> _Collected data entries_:
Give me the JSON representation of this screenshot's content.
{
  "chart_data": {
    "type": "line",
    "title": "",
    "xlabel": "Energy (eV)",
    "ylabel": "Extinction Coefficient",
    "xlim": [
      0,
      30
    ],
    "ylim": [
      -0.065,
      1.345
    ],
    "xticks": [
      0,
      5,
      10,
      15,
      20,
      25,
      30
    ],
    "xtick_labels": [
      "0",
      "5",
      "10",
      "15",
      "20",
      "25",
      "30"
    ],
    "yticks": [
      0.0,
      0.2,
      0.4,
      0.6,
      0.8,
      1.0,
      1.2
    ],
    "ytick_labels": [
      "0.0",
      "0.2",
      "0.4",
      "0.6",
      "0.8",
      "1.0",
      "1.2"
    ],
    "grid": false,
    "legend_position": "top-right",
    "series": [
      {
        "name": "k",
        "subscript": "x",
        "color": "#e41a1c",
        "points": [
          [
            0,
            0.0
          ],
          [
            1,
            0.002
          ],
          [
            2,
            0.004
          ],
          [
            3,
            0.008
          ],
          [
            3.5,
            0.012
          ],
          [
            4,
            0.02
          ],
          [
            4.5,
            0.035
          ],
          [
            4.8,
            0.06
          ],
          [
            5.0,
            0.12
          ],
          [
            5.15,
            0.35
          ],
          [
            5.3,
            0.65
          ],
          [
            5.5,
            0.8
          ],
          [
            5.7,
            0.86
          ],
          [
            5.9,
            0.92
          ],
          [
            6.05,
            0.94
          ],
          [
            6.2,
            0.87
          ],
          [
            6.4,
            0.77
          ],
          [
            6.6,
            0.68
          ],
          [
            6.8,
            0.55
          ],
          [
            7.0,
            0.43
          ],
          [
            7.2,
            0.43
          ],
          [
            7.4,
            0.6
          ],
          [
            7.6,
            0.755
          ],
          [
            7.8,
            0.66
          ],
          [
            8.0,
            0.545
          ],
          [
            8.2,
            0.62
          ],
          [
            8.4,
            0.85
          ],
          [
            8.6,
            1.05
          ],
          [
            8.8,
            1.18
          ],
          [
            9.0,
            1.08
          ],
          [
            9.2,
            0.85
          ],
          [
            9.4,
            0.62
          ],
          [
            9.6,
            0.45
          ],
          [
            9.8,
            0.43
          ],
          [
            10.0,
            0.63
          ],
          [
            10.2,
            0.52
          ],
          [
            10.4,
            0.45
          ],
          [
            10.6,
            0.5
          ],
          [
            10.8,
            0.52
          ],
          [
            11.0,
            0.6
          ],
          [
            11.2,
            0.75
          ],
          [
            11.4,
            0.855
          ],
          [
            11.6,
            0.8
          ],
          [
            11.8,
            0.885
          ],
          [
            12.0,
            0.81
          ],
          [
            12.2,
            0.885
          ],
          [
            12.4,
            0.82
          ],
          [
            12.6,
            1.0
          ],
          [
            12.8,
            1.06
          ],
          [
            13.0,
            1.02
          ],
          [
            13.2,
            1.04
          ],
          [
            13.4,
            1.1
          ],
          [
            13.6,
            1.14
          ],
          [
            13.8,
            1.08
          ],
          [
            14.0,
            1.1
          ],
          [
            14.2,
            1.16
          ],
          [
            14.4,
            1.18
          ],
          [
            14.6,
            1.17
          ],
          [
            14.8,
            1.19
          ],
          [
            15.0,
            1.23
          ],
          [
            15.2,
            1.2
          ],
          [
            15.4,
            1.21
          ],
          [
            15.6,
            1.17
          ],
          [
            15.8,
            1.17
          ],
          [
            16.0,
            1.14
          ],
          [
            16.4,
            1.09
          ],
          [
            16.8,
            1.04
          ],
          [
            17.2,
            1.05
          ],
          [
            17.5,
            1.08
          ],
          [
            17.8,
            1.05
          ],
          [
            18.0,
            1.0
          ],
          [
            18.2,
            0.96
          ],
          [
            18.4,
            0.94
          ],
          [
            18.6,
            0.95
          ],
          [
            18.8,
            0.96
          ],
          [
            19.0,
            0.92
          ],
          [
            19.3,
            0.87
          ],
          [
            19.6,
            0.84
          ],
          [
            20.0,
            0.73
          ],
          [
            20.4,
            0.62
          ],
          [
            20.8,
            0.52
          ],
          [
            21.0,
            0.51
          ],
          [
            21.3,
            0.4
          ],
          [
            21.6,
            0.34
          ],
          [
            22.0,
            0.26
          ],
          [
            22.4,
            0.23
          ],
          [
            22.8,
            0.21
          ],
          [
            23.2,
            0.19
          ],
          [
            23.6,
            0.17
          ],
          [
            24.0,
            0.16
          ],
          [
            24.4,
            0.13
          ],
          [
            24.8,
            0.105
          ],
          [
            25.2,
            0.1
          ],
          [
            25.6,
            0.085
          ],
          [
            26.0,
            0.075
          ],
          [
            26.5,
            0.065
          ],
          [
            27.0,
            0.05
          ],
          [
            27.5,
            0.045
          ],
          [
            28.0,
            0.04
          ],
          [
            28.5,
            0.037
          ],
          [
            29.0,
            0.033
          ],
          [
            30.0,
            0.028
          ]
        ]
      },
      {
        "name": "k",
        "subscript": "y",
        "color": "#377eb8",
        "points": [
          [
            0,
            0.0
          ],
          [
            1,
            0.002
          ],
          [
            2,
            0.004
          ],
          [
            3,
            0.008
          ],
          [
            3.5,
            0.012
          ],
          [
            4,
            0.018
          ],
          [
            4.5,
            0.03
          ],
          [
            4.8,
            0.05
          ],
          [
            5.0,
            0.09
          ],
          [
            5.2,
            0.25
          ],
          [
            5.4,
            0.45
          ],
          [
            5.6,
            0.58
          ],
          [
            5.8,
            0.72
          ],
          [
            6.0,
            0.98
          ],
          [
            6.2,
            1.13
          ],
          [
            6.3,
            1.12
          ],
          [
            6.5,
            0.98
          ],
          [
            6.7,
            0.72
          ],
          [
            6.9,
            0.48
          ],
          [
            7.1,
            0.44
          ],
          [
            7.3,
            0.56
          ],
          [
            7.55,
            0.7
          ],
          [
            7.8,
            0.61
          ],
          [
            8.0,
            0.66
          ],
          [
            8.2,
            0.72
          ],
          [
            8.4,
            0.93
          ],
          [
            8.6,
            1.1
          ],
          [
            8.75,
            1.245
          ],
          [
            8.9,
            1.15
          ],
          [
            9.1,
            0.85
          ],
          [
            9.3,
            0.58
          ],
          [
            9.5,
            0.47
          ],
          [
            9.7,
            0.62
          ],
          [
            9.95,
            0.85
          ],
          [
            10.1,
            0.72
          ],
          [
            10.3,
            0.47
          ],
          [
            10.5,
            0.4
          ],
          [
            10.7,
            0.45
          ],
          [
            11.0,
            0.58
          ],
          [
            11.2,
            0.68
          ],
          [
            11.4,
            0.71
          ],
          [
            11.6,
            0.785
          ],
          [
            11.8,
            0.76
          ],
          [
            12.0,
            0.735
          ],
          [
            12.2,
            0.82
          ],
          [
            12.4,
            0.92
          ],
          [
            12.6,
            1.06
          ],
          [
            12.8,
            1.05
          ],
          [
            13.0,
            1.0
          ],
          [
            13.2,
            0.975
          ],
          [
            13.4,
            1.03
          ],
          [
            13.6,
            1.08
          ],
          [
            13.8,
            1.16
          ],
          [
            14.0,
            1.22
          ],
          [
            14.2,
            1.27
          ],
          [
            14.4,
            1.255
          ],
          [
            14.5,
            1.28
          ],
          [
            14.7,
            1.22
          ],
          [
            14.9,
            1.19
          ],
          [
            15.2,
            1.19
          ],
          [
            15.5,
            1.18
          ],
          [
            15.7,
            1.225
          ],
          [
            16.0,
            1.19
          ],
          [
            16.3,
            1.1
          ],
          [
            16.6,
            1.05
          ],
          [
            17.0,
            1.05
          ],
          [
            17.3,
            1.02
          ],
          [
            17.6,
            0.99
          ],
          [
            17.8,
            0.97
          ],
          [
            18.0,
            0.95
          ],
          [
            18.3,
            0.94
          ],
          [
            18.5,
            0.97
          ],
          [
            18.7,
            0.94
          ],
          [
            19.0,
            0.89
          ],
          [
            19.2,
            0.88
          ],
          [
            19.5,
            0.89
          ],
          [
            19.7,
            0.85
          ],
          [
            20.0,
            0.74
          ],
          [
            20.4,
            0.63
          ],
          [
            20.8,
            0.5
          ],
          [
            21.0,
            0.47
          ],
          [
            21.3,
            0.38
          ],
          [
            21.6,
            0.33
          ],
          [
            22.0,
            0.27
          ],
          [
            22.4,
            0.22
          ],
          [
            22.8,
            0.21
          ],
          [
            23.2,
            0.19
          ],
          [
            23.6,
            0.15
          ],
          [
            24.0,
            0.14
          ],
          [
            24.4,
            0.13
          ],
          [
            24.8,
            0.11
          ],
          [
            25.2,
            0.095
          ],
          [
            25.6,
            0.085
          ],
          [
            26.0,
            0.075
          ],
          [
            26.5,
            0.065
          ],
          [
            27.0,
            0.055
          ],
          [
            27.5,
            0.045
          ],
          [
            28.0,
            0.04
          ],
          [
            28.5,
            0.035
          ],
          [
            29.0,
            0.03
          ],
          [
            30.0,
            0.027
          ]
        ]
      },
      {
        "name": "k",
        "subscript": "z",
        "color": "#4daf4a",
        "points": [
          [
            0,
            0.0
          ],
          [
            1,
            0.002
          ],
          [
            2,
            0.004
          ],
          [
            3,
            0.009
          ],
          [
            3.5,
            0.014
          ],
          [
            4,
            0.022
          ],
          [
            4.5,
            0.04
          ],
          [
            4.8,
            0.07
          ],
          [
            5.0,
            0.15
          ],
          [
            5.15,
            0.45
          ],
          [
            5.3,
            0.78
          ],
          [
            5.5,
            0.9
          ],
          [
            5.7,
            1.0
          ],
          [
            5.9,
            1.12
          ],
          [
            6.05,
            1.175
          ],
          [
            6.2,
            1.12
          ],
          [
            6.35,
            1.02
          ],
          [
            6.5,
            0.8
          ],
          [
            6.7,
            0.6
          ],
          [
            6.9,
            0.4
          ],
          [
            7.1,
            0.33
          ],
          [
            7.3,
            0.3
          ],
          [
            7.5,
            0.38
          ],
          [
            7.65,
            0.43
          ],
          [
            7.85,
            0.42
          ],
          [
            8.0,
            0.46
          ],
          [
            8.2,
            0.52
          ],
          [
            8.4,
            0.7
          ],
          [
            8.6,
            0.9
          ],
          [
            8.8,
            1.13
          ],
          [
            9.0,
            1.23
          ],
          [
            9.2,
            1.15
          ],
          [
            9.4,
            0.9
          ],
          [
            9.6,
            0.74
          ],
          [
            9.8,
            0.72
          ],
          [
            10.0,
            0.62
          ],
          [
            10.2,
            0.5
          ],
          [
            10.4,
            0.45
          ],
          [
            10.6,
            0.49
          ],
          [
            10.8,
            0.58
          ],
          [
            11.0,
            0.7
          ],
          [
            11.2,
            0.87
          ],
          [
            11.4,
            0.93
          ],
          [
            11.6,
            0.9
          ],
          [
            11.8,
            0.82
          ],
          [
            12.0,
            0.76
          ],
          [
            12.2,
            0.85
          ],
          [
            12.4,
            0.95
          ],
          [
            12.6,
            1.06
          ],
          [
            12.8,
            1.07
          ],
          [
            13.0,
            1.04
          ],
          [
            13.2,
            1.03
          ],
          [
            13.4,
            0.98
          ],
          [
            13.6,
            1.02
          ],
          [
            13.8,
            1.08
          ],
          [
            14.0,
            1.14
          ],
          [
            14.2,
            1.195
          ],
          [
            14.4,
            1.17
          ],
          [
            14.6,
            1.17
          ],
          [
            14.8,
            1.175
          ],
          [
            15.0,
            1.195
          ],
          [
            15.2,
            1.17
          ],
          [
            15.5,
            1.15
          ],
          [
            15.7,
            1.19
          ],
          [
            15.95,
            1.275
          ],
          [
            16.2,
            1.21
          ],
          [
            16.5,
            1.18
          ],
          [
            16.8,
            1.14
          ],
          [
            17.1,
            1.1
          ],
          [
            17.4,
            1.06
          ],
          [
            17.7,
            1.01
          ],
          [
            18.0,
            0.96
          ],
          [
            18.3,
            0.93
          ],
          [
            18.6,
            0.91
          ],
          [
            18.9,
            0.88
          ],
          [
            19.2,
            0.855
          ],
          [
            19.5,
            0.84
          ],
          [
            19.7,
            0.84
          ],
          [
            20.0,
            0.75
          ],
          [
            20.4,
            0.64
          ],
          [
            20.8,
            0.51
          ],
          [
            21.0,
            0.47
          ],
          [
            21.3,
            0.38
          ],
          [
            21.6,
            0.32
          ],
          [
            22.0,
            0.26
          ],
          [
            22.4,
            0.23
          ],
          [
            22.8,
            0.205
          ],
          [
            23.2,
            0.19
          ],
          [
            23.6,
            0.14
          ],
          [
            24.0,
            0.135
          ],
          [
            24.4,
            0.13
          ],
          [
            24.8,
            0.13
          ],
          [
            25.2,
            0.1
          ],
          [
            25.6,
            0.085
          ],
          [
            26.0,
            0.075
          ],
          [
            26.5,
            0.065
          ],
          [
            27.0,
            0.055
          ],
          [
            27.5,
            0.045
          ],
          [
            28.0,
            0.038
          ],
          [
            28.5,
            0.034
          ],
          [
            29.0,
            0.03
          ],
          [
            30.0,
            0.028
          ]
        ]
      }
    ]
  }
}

> _EXERCISE INSTRUCTIONS_: Extract from the data every line where "subscript" shows up.

> _SOLVED EXERCISE_:
        "subscript": "x",
        "subscript": "y",
        "subscript": "z",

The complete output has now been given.